» Required work
Quote the records that follow in full, leaving the pictures out.

» Data for the task

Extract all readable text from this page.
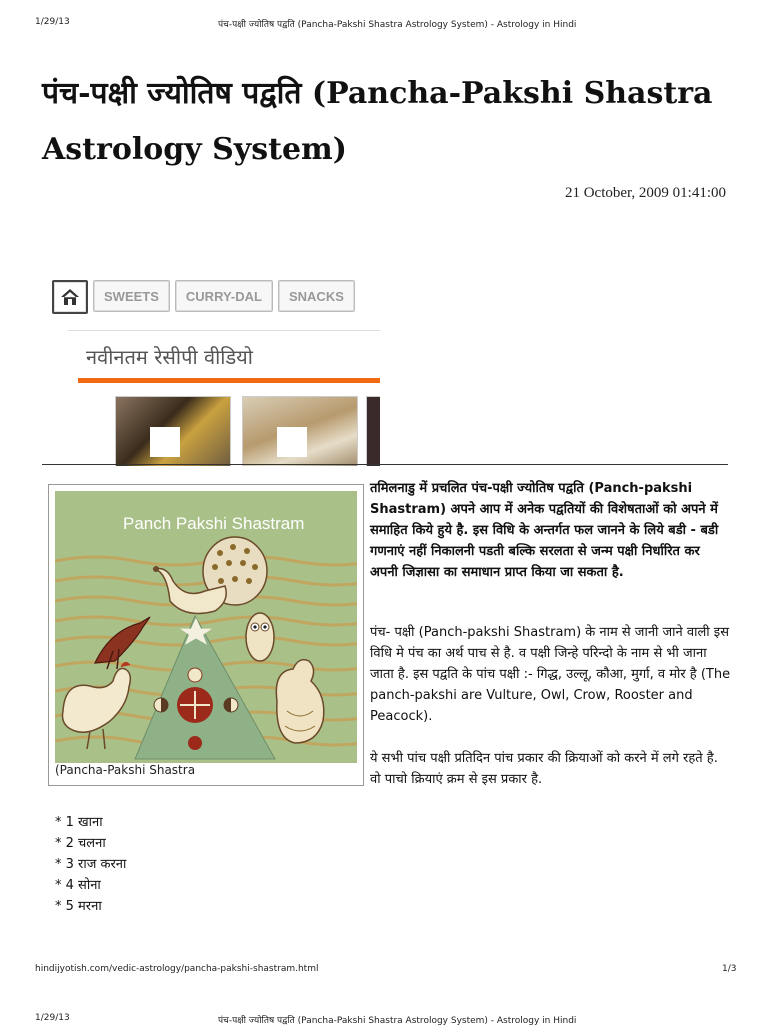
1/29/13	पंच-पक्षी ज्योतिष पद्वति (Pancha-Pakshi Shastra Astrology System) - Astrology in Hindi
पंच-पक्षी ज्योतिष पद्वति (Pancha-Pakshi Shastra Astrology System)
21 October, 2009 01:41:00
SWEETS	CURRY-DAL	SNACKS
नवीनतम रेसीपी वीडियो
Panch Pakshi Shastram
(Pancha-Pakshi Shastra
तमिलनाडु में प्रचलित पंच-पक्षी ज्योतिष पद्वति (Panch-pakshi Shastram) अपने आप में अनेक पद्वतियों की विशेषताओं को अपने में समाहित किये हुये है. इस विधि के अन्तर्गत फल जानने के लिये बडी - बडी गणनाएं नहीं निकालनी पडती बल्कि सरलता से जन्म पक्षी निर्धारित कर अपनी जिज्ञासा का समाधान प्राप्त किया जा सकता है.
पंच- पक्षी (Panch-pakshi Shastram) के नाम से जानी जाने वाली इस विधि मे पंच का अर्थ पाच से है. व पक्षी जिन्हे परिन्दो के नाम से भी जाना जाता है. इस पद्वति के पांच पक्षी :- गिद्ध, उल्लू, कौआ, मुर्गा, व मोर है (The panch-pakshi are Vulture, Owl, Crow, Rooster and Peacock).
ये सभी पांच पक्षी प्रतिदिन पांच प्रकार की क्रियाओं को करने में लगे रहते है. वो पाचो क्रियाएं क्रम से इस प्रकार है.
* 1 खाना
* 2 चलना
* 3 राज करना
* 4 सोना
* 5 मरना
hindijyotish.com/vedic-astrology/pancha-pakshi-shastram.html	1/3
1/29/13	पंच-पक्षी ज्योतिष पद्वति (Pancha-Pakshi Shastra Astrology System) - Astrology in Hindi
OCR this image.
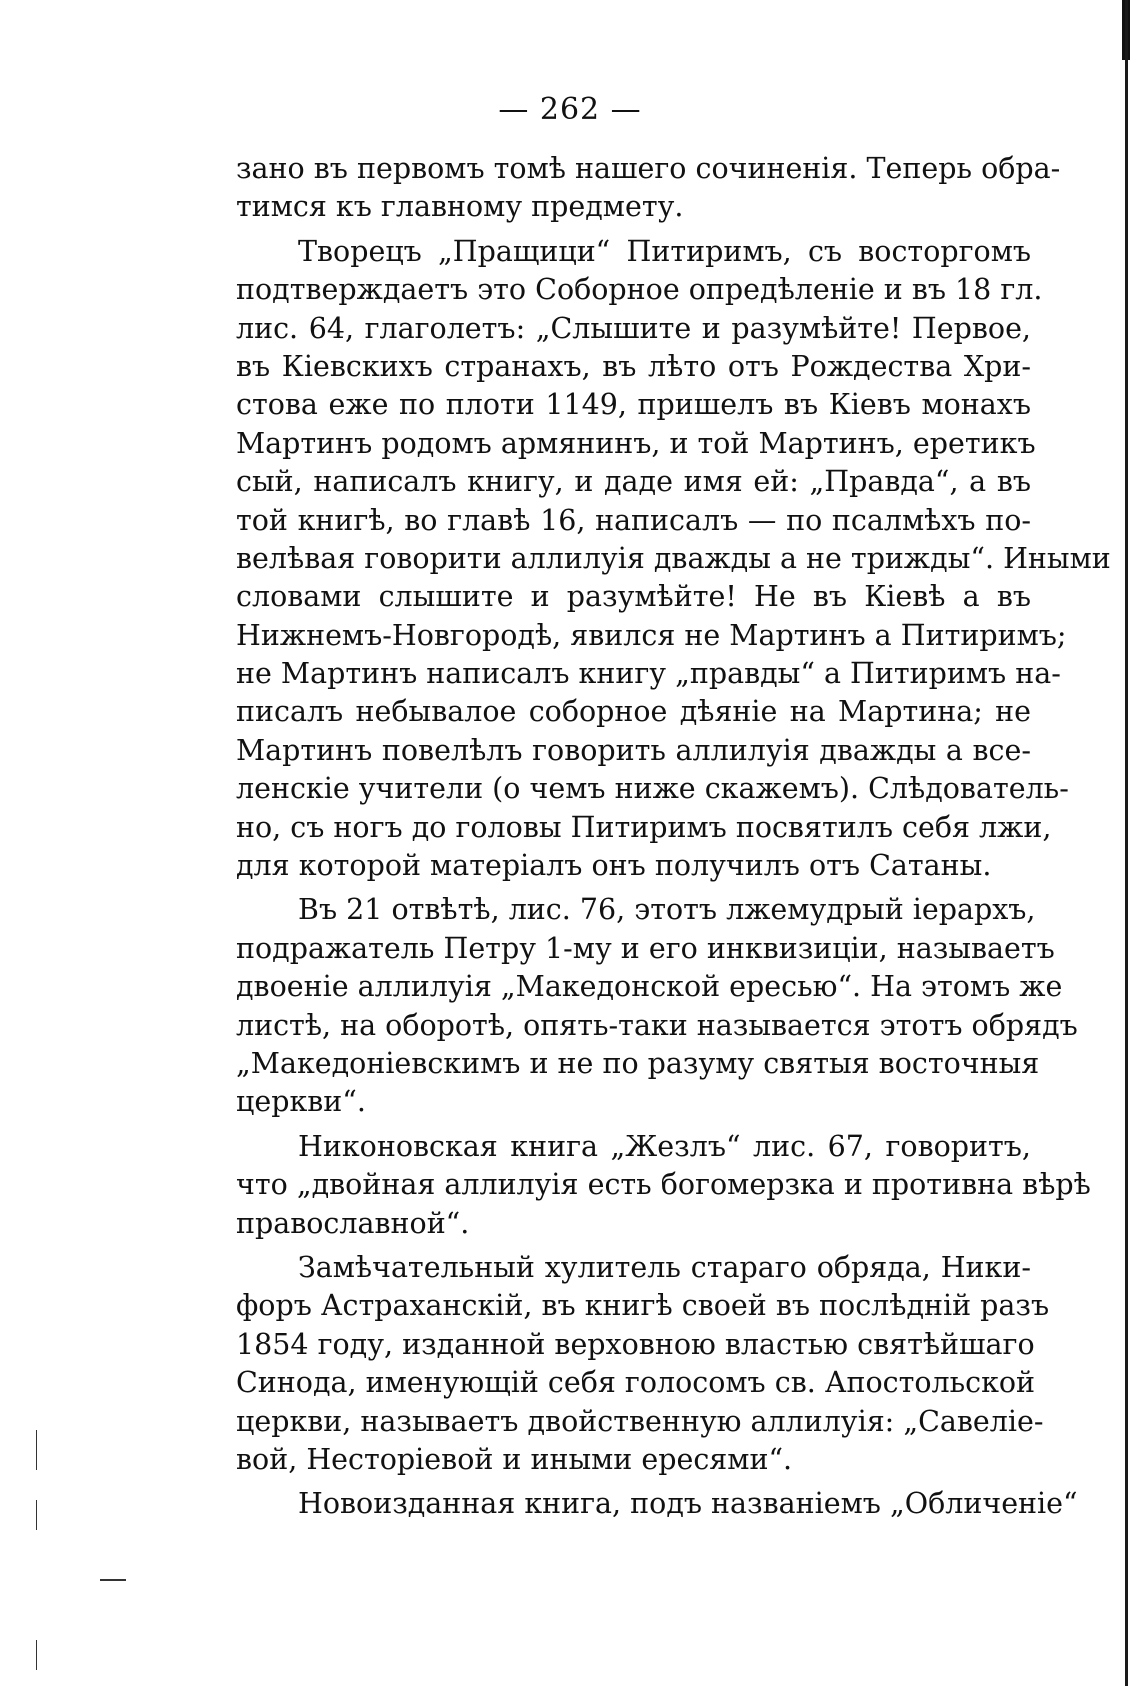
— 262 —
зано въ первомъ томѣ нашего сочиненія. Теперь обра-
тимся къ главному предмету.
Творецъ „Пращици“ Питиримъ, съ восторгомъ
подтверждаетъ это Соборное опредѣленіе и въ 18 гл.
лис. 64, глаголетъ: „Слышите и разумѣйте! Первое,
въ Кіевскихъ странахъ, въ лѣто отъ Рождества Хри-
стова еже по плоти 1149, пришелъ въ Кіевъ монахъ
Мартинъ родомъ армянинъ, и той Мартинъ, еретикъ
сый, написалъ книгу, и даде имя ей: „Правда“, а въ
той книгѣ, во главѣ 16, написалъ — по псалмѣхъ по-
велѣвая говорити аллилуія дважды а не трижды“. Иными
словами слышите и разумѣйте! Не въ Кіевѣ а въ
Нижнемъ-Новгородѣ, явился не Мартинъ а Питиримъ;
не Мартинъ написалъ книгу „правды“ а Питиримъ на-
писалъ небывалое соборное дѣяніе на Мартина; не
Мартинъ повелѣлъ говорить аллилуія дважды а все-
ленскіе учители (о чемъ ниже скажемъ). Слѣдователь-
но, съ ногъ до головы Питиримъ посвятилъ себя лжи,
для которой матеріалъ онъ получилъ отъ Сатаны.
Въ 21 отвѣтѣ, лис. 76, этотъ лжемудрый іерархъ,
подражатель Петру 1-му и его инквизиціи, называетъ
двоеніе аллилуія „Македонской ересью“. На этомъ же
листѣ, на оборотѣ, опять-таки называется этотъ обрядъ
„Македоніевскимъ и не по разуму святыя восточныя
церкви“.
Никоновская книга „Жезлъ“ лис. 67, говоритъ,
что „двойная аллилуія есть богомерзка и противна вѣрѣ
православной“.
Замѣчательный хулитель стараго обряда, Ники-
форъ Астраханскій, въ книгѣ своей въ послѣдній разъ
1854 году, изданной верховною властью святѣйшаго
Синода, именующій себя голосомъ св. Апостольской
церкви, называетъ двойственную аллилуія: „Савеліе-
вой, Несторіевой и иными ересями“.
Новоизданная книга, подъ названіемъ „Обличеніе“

» Solution to this problem
Extract all readable text from this page.
1/29/13	पंच-पक्षी ज्योतिष पद्वति (Pancha-Pakshi Shastra Astrology System) - Astrology in Hindi
पंच-पक्षी ज्योतिष पद्वति (Pancha-Pakshi Shastra Astrology System)
21 October, 2009 01:41:00
SWEETS	CURRY-DAL	SNACKS
नवीनतम रेसीपी वीडियो
Panch Pakshi Shastram
(Pancha-Pakshi Shastra
तमिलनाडु में प्रचलित पंच-पक्षी ज्योतिष पद्वति (Panch-pakshi Shastram) अपने आप में अनेक पद्वतियों की विशेषताओं को अपने में समाहित किये हुये है. इस विधि के अन्तर्गत फल जानने के लिये बडी - बडी गणनाएं नहीं निकालनी पडती बल्कि सरलता से जन्म पक्षी निर्धारित कर अपनी जिज्ञासा का समाधान प्राप्त किया जा सकता है.
पंच- पक्षी (Panch-pakshi Shastram) के नाम से जानी जाने वाली इस विधि मे पंच का अर्थ पाच से है. व पक्षी जिन्हे परिन्दो के नाम से भी जाना जाता है. इस पद्वति के पांच पक्षी :- गिद्ध, उल्लू, कौआ, मुर्गा, व मोर है (The panch-pakshi are Vulture, Owl, Crow, Rooster and Peacock).
ये सभी पांच पक्षी प्रतिदिन पांच प्रकार की क्रियाओं को करने में लगे रहते है. वो पाचो क्रियाएं क्रम से इस प्रकार है.
* 1 खाना
* 2 चलना
* 3 राज करना
* 4 सोना
* 5 मरना
hindijyotish.com/vedic-astrology/pancha-pakshi-shastram.html	1/3
1/29/13	पंच-पक्षी ज्योतिष पद्वति (Pancha-Pakshi Shastra Astrology System) - Astrology in Hindi
OCR this image.
— 262 —
зано въ первомъ томѣ нашего сочиненія. Теперь обра-
тимся къ главному предмету.
Творецъ „Пращици“ Питиримъ, съ восторгомъ
подтверждаетъ это Соборное опредѣленіе и въ 18 гл.
лис. 64, глаголетъ: „Слышите и разумѣйте! Первое,
въ Кіевскихъ странахъ, въ лѣто отъ Рождества Хри-
стова еже по плоти 1149, пришелъ въ Кіевъ монахъ
Мартинъ родомъ армянинъ, и той Мартинъ, еретикъ
сый, написалъ книгу, и даде имя ей: „Правда“, а въ
той книгѣ, во главѣ 16, написалъ — по псалмѣхъ по-
велѣвая говорити аллилуія дважды а не трижды“. Иными
словами слышите и разумѣйте! Не въ Кіевѣ а въ
Нижнемъ-Новгородѣ, явился не Мартинъ а Питиримъ;
не Мартинъ написалъ книгу „правды“ а Питиримъ на-
писалъ небывалое соборное дѣяніе на Мартина; не
Мартинъ повелѣлъ говорить аллилуія дважды а все-
ленскіе учители (о чемъ ниже скажемъ). Слѣдователь-
но, съ ногъ до головы Питиримъ посвятилъ себя лжи,
для которой матеріалъ онъ получилъ отъ Сатаны.
Въ 21 отвѣтѣ, лис. 76, этотъ лжемудрый іерархъ,
подражатель Петру 1-му и его инквизиціи, называетъ
двоеніе аллилуія „Македонской ересью“. На этомъ же
листѣ, на оборотѣ, опять-таки называется этотъ обрядъ
„Македоніевскимъ и не по разуму святыя восточныя
церкви“.
Никоновская книга „Жезлъ“ лис. 67, говоритъ,
что „двойная аллилуія есть богомерзка и противна вѣрѣ
православной“.
Замѣчательный хулитель стараго обряда, Ники-
форъ Астраханскій, въ книгѣ своей въ послѣдній разъ
1854 году, изданной верховною властью святѣйшаго
Синода, именующій себя голосомъ св. Апостольской
церкви, называетъ двойственную аллилуія: „Савеліе-
вой, Несторіевой и иными ересями“.
Новоизданная книга, подъ названіемъ „Обличеніе“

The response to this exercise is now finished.